練習問題:
1) たごっこパークの記事によると、たごっこパークはどのくらいの頻度で開かれているか。
2) たごっこパークの記事を、最後の文の後から書き進めてください。

本文:
活動も情報もオープンに―NPO法人ゆめ・まち・ねっとのkintone活用事例―
こんにちは。葉月へちまです。
今回のkintone取材記では、NPO法人ゆめ・まち・ねっと(以下、「ゆめ・まち・ねっと」)さんが隔週土日に開催している冒険遊び場たごっこパーク(以下、「たごっこパーク」)の活動を見学させていただきました。
いざ、サイボウズ株式会社のもっちーさんとともに静岡県富士市へ!
むかって左から、
- ゆめ・まち・ねっと代表の渡部達也さん(以下、たっちゃん)
- たっちゃんの愛妻であり、ゆめ・まち・ねっとの共同運営者のみっきぃさん
- Kintoneのメイン運営担当のスタッフのみっこさん
以上の三名からお話を伺いました。
ゆめ・まち・ねっとの取り組みはどのようなものか。kintoneの活用事例とともにご紹介します!(kintoneのサービスについてはこちら)
自由な遊び場・たごっこパーク
「たごっこパーク」とは、ゆめ・まち・ねっとが隔週土日に富士市島田公園と田子の浦港に流れる小潤井川で開催している、子どもたちのための遊び場です。
その特徴は、
- 参加費無料
- 親の申し込み不要
- 子どもの足でこられる場所
- 子どもたちがどう遊ぶかを大人が決めない
子どもを対象としたイベントとしては、ここまで自由なのも珍しいですよね。けれどたっちゃんいわく、
「だって、僕らが子どもの頃の遊び場ってそういうものだったでしょう?」
たしかに思い返してみると私が子どもの頃は、近所の公園で友達と遊ぶのにいちいち親の許可をとっていませんでした。お金をかけなくても遊ぶことができたし、当然、遊び方も自分たちで決めていました。
「いまの子どもたちにも、僕たちと同じ体験をしてほしいんですよ」
たごっこパークは、かつて子どもにとって当たり前だった束縛のない遊びを体験できる場所なんですね。
失敗こそを楽しむ遊びの場
こちらは、たごっこパークの中心に置かれていた看板です。
「遊びには失敗が付き物」
子どもたちが自由に遊ぶことによって危険があるかもしれない。しかしそれすらかつては当たり前のものでした。子どものうちに危険な失敗をたくさんして、その中で多くのことを学び、成長する。それこそが遊びの面白さであり、醍醐味でしたよね。
たごっこパークは子どもたちが自由に遊んで失敗しながら多くのことを学べる場だからこそ、居場所のつくりづらい現代の子どもたちにとっての居心地の良い場所になっているのだとわかりました。
今を受けとめて、未来につなぐ
「子ども、若者、親が持ち込む痛み、苦しみ、悩み、怒り......そうした負の感情を少しでも軽減させてあげたいというのがこの活動を20年続けられた原動力になってきました。小さな活動ですが、社会的問題の解決の処方箋を示したいですね」
たっちゃんから伺ったエピソードの中で特に印象的だったのは、不登校のまま卒業式の日を迎えた子に卒業式の意味を尋ねたとき、返ってきたという言葉です。
「明日から『不登校』と呼ばれなくなる日」

提供資料:

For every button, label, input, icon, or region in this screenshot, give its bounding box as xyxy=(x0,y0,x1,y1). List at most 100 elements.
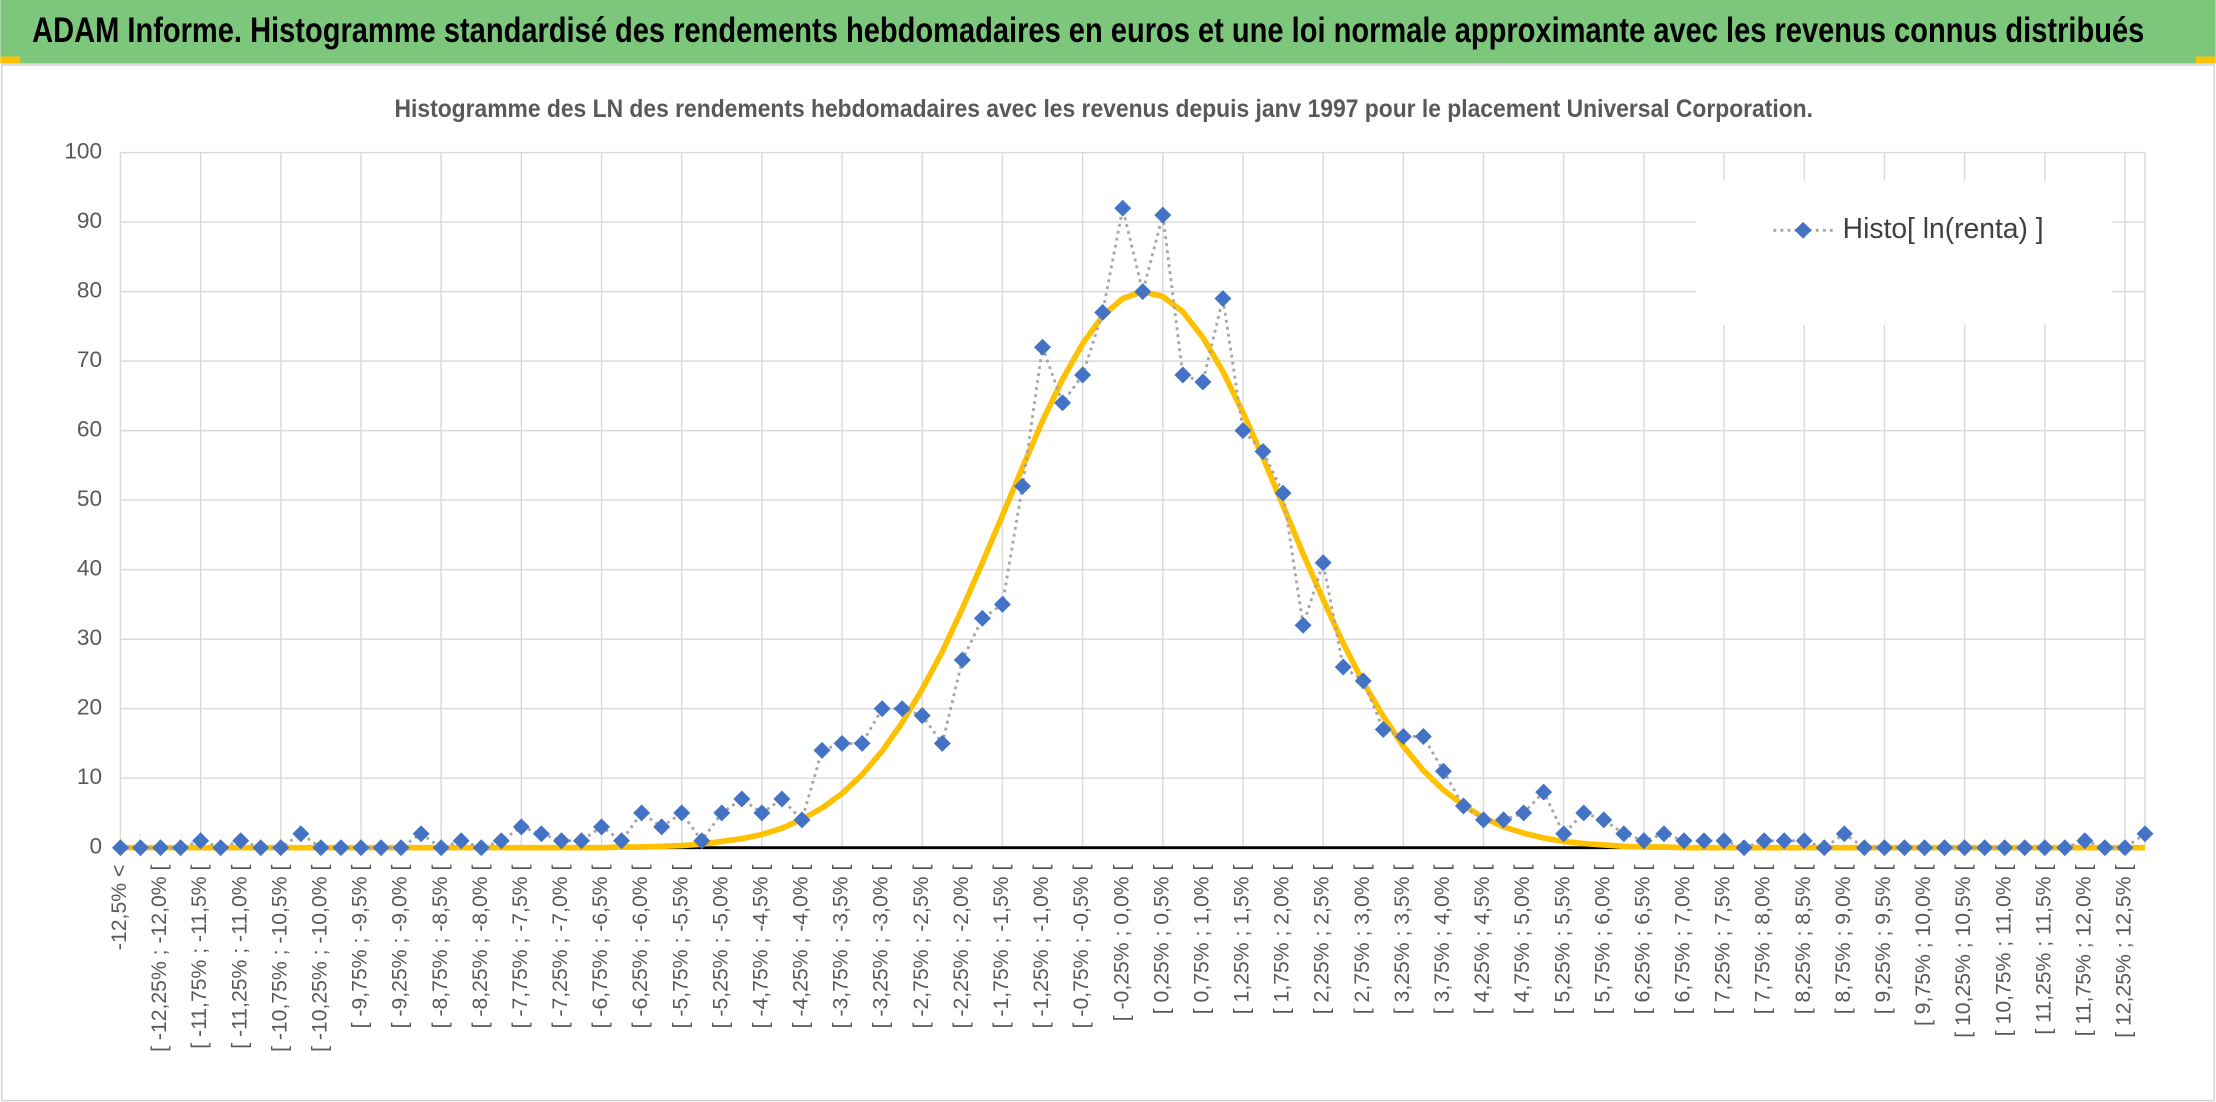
x-tick-label: [ -7,25% ; -7,0% [ xyxy=(549,865,572,1029)
data-point xyxy=(1214,290,1232,308)
data-point xyxy=(1936,839,1954,857)
corner-mark xyxy=(2195,56,2216,64)
x-tick-label: [ -12,25% ; -12,0% [ xyxy=(148,865,171,1052)
data-point xyxy=(1054,394,1072,412)
data-point xyxy=(1354,672,1372,690)
data-point xyxy=(1013,477,1031,495)
data-point xyxy=(633,804,651,822)
x-tick-label: [ 11,75% ; 12,0% [ xyxy=(2072,865,2095,1037)
x-tick-label: [ 3,75% ; 4,0% [ xyxy=(1431,865,1454,1015)
data-point xyxy=(552,832,570,850)
x-tick-label: [ -2,75% ; -2,5% [ xyxy=(910,865,933,1029)
data-point xyxy=(2036,839,2054,857)
x-tick-label: [ 9,75% ; 10,0% [ xyxy=(1912,865,1935,1026)
data-point xyxy=(853,734,871,752)
corner-mark xyxy=(0,56,21,64)
data-point xyxy=(512,818,530,836)
data-point xyxy=(432,839,450,857)
data-point xyxy=(1875,839,1893,857)
data-point xyxy=(873,700,891,718)
x-tick-label: [ 5,25% ; 5,5% [ xyxy=(1551,865,1574,1015)
y-tick-label: 40 xyxy=(77,556,102,581)
x-tick-label: -12,5% < xyxy=(108,865,131,950)
x-tick-label: [ 10,75% ; 11,0% [ xyxy=(1992,865,2015,1037)
x-tick-label: [ 7,75% ; 8,0% [ xyxy=(1752,865,1775,1015)
data-point xyxy=(973,609,991,627)
data-point xyxy=(1414,727,1432,745)
data-point xyxy=(953,651,971,669)
data-point xyxy=(893,700,911,718)
data-point xyxy=(1374,721,1392,739)
data-point xyxy=(1174,366,1192,384)
data-point xyxy=(1074,366,1092,384)
x-tick-label: [ -10,25% ; -10,0% [ xyxy=(308,865,331,1052)
x-tick-label: [ -2,25% ; -2,0% [ xyxy=(950,865,973,1029)
x-tick-label: [ 4,25% ; 4,5% [ xyxy=(1471,865,1494,1015)
y-tick-label: 80 xyxy=(77,278,102,303)
x-tick-label: [ 10,25% ; 10,5% [ xyxy=(1952,865,1975,1038)
data-point xyxy=(933,734,951,752)
data-point xyxy=(733,790,751,808)
y-tick-label: 10 xyxy=(77,764,102,789)
y-tick-label: 20 xyxy=(77,695,102,720)
x-tick-label: [ 8,25% ; 8,5% [ xyxy=(1792,865,1815,1015)
data-point xyxy=(2116,839,2134,857)
x-tick-label: [ -1,75% ; -1,5% [ xyxy=(990,865,1013,1029)
data-point xyxy=(793,811,811,829)
x-tick-label: [ -6,75% ; -6,5% [ xyxy=(589,865,612,1029)
data-point xyxy=(1274,484,1292,502)
x-tick-label: [ -10,75% ; -10,5% [ xyxy=(268,865,291,1052)
data-point xyxy=(1675,832,1693,850)
data-point xyxy=(833,734,851,752)
data-point xyxy=(1034,338,1051,356)
data-point xyxy=(152,839,170,857)
data-point xyxy=(1695,832,1713,850)
chart-title: ADAM Informe. Histogramme standardisé de… xyxy=(32,11,2144,50)
data-point xyxy=(1976,839,1994,857)
data-point xyxy=(1334,658,1352,676)
data-point xyxy=(1194,373,1212,391)
y-tick-label: 30 xyxy=(77,625,102,650)
data-point xyxy=(1815,839,1833,857)
data-point xyxy=(1134,283,1152,301)
data-point xyxy=(412,825,430,843)
legend-label: Histo[ ln(renta) ] xyxy=(1843,212,2044,244)
x-tick-label: [ 1,75% ; 2,0% [ xyxy=(1271,865,1294,1015)
data-point xyxy=(1595,811,1613,829)
data-point xyxy=(653,818,671,836)
x-tick-label: [ -9,25% ; -9,0% [ xyxy=(389,865,412,1029)
data-point xyxy=(352,839,370,857)
data-point xyxy=(1855,839,1873,857)
data-point xyxy=(272,839,290,857)
data-point xyxy=(1515,804,1533,822)
x-tick-label: [ 4,75% ; 5,0% [ xyxy=(1511,865,1534,1015)
data-point xyxy=(532,825,550,843)
data-point xyxy=(673,804,691,822)
data-point xyxy=(2136,825,2154,843)
x-tick-label: [ -1,25% ; -1,0% [ xyxy=(1030,865,1053,1029)
data-point xyxy=(913,707,931,725)
x-tick-label: [ -9,75% ; -9,5% [ xyxy=(349,865,372,1029)
data-point xyxy=(332,839,350,857)
x-tick-label: [ 2,25% ; 2,5% [ xyxy=(1311,865,1334,1015)
data-point xyxy=(1996,839,2014,857)
x-tick-label: [ -4,75% ; -4,5% [ xyxy=(749,865,772,1029)
x-tick-label: [ 2,75% ; 3,0% [ xyxy=(1351,865,1374,1015)
x-tick-label: [ 6,75% ; 7,0% [ xyxy=(1672,865,1695,1015)
y-tick-label: 50 xyxy=(77,486,102,511)
x-tick-label: [ -3,25% ; -3,0% [ xyxy=(870,865,893,1029)
x-tick-label: [ 0,75% ; 1,0% [ xyxy=(1190,865,1213,1015)
data-point xyxy=(452,832,470,850)
data-point xyxy=(1835,825,1853,843)
x-tick-label: [ 11,25% ; 11,5% [ xyxy=(2032,865,2055,1035)
y-tick-label: 0 xyxy=(89,834,102,859)
data-point xyxy=(232,832,250,850)
data-point xyxy=(292,825,310,843)
data-point xyxy=(2096,839,2114,857)
x-tick-label: [ -5,25% ; -5,0% [ xyxy=(709,865,732,1029)
x-tick-label: [ 0,25% ; 0,5% [ xyxy=(1150,865,1173,1015)
x-tick-label: [ -5,75% ; -5,5% [ xyxy=(669,865,692,1029)
data-point xyxy=(1434,762,1452,780)
y-tick-label: 60 xyxy=(77,417,102,442)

解答:
1) 隔週の土日に開かれている。

2)
ゆめ・まち・ねっとは子どもたちを取り巻くつらい現状を否定せず、ありのままを受け止めて、そっと寄り添っています。そのことを「希望の先送り」と呼んでいるそうです。
つらく苦しい今をゆめ・まち・ねっとともに乗り越えた先にある希望。かつてたごっこパークに通っていた子どもたちの多くが大人になった現在も、たっちゃんたちと交流を続けているとのことでした。
共感に支えられた活動だからこそ、kintoneで【見える化】を
ゆめ・まち・ねっとでは年に一度、支援者の方に向けて事業報告書を発行しています。一年間の活動の中で寄付金や差し入れがどのように活用されたのか、常に【見える化】を意識されているそうです。
Kintoneの導入により、さらに可視化されたとのことなので、詳しくみていきましょう!
たっちゃんは昨年5月にkintoneを導入。たごっこパークをはじめとした各施設の利用者の記録や日誌、寄付金や差し入れの管理などをkintone上で行うようになりました。
「市民団体や行政の視察、メディアの取材で質問されたときにも、kintoneからすぐに情報を引き出せるので、説得力が増しました」
細かな数字も、kintoneで集計したグラフを見たら一目瞭然ですよね。さっそくたっちゃんたちがkintoneを使いこなしていらっしゃることがわかりました。
アナログとデジタルの使い分け
kintoneの導入前は日々の利用者のカウントや日誌をすべてノートに記録していたそうです。
「一日の終わりにみっきぃとふたりで読み上げて、ダブルチェックしながらカウントしていました。これがなかなか数字が合わないんですよ」
たっちゃんとみっきぃさんは数字がずれるたびに数えなおし、年間の集計の際は、正確な記録ができるまでに何時間もかかることがあったのだとか。
kintone導入後はたごっこパークへパソコンを持っていき、その場で入力するようになりました。
「一瞬で集計できて助かっています。正確に入力しないとという意識も働いて、ノートのときより慎重になったかも」
と、みっきぃさん。もともとおふたりともデジタルツールへの抵抗感があったとのことですが、使っていくうちにだんだんと慣れてきたそうです。
しかし慣れてきたからこそ注意したいことも。たっちゃんは、
「デジタルツールを使ううちに、思考までデジタルにならないように気を付けています。参加者ひとりひとりの顔を見ないまま、記号や数値化してしまわないように。改めて「この子は最近よく来てくれてるな」、「あの子は少し慣れてきたみたいだな」と意識して子ども達を見つめるようになりました」
と気を抜くと数字ばかりに目がいってしまう思考のデジタル化に言及。kintoneに限らず、気をつけたいですね!
差し入れや寄付金のお礼状にはリマインド機能を活用
たごっこパークの会場に並べられた駄菓子や飲み物。これらはすべて支援者さんたちからの寄付なのだそうです。
これまでExcelで記録していた寄付金名簿や、ノートにメモしていた差し入れもすべてkintoneにデータを集約しました。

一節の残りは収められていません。